[START OF Stored rows]
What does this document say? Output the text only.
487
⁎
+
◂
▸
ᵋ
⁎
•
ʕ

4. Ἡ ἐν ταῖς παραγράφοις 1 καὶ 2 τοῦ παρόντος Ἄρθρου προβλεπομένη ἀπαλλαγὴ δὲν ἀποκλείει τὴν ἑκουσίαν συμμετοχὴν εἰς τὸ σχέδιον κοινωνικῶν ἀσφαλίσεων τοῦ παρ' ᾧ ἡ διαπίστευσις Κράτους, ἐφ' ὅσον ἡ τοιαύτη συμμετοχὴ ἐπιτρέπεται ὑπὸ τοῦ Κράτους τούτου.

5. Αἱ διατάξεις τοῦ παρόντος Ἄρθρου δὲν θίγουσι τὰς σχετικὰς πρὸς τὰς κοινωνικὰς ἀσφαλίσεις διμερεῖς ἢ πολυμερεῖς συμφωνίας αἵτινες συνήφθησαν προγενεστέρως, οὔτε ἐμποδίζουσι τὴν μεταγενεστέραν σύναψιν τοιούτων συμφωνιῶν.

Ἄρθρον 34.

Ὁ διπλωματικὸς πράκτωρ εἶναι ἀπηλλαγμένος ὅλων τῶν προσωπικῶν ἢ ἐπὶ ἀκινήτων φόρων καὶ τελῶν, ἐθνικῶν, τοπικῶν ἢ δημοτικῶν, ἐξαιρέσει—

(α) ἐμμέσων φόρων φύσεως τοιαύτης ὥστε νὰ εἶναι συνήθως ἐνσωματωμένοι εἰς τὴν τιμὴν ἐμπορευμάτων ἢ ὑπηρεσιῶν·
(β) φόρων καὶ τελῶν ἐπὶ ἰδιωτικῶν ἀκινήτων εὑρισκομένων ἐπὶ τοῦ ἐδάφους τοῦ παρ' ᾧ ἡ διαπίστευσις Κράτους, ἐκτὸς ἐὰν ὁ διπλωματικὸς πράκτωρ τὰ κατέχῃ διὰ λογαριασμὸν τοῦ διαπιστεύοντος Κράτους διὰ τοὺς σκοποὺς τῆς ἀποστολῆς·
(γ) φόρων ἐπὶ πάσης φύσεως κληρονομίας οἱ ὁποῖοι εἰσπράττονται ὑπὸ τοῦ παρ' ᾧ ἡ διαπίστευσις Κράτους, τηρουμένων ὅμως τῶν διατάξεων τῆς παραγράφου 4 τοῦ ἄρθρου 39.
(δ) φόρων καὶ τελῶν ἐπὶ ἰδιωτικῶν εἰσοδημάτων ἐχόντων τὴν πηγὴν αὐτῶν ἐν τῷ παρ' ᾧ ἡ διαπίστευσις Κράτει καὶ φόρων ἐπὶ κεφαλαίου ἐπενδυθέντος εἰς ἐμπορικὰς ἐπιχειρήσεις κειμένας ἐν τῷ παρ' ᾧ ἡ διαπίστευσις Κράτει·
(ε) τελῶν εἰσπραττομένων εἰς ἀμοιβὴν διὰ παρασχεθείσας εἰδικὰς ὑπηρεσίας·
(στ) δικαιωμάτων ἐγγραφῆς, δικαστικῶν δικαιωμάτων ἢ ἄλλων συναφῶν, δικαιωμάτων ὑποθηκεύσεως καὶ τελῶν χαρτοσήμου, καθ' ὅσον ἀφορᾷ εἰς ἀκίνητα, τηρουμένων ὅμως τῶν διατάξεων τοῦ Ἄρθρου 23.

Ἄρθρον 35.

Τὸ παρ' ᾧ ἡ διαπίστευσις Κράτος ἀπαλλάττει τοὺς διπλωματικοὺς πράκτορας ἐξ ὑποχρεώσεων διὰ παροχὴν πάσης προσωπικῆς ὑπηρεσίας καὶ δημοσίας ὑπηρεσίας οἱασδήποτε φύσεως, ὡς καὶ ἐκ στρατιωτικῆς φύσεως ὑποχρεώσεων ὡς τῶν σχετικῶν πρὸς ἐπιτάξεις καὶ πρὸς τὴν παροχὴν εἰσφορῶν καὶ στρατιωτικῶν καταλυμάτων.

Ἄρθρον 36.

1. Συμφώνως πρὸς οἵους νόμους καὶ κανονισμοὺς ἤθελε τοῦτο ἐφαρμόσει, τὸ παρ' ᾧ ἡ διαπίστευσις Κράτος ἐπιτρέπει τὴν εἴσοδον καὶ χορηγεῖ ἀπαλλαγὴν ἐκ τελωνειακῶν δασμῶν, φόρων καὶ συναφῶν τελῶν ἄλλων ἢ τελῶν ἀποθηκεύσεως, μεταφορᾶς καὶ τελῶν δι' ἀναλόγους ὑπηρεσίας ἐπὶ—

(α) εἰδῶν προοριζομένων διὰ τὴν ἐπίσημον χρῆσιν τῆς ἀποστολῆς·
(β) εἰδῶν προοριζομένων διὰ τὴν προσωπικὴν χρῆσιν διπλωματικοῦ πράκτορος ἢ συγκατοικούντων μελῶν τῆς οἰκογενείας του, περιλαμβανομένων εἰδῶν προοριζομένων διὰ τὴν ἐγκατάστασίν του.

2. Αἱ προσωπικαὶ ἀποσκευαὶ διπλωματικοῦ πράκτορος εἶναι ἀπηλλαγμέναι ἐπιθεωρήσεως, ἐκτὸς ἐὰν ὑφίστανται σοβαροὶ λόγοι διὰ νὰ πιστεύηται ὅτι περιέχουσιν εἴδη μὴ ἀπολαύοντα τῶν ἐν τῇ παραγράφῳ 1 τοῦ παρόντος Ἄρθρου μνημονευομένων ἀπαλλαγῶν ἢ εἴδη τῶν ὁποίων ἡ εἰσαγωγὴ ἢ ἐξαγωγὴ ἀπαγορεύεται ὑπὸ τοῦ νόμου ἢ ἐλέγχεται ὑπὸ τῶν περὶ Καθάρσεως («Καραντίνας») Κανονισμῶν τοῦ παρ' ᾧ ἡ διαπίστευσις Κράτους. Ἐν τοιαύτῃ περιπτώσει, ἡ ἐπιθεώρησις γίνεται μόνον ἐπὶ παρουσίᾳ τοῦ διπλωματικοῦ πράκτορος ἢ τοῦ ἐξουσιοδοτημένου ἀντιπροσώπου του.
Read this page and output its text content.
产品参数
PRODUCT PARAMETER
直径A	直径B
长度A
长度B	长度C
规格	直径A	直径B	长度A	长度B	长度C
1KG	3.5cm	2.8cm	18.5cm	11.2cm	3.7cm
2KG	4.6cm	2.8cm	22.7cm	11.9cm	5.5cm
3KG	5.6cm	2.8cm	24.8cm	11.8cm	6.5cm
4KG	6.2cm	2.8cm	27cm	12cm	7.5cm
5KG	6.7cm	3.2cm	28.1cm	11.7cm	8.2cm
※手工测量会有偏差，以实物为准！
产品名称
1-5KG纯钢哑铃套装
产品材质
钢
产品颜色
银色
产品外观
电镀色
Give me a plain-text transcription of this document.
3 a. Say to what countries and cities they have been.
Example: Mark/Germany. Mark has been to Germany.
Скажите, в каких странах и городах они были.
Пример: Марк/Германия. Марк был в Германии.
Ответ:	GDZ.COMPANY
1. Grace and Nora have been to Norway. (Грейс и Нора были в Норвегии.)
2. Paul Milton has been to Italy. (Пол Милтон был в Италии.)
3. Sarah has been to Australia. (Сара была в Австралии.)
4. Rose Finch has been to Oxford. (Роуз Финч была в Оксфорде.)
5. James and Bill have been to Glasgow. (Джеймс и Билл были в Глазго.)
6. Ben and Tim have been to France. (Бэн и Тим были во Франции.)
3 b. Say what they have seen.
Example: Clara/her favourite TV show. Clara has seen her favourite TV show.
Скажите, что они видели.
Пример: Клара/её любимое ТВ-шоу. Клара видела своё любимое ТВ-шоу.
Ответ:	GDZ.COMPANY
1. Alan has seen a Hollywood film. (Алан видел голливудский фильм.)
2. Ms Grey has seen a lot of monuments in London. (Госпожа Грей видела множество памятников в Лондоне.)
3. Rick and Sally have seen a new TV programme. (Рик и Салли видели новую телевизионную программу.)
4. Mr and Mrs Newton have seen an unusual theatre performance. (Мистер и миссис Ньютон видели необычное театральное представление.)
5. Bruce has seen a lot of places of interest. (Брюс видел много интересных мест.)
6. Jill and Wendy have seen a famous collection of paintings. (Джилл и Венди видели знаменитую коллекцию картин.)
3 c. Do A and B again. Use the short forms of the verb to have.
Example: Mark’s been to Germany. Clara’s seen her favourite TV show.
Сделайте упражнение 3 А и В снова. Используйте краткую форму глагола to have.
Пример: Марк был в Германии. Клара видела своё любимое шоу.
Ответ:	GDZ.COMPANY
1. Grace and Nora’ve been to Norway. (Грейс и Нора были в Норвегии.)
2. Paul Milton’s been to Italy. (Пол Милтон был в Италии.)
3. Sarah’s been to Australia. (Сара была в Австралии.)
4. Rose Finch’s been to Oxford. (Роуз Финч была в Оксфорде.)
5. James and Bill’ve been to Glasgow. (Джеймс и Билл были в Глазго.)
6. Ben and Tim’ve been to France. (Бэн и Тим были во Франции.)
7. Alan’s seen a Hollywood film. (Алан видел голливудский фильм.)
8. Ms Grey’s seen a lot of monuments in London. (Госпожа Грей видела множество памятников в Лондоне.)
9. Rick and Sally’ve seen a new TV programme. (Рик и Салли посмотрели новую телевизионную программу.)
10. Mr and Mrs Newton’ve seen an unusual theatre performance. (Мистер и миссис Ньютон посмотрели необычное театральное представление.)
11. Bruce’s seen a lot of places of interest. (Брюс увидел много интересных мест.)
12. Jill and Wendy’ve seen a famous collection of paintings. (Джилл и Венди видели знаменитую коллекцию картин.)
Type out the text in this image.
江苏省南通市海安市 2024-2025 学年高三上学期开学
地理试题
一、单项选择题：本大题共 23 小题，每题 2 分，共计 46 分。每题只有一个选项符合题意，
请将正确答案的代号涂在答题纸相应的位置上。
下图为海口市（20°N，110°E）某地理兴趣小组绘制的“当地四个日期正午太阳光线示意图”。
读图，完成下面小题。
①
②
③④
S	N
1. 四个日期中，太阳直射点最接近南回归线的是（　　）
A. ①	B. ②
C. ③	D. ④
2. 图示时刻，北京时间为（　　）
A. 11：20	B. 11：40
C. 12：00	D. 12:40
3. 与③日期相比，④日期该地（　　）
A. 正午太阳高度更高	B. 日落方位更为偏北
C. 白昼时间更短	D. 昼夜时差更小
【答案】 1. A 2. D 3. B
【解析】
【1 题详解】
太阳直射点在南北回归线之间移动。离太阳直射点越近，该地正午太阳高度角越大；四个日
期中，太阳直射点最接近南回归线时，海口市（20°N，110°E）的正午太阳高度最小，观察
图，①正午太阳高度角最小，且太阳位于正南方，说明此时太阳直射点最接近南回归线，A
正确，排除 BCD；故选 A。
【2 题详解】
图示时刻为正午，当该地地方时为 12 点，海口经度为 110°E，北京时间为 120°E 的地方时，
[END OF Stored rows]
| Task instructions |
From the entries above, copy every line where the word "favourite" shows up.

| Result of the task |
Example: Clara/her favourite TV show. Clara has seen her favourite TV show.
Example: Mark’s been to Germany. Clara’s seen her favourite TV show.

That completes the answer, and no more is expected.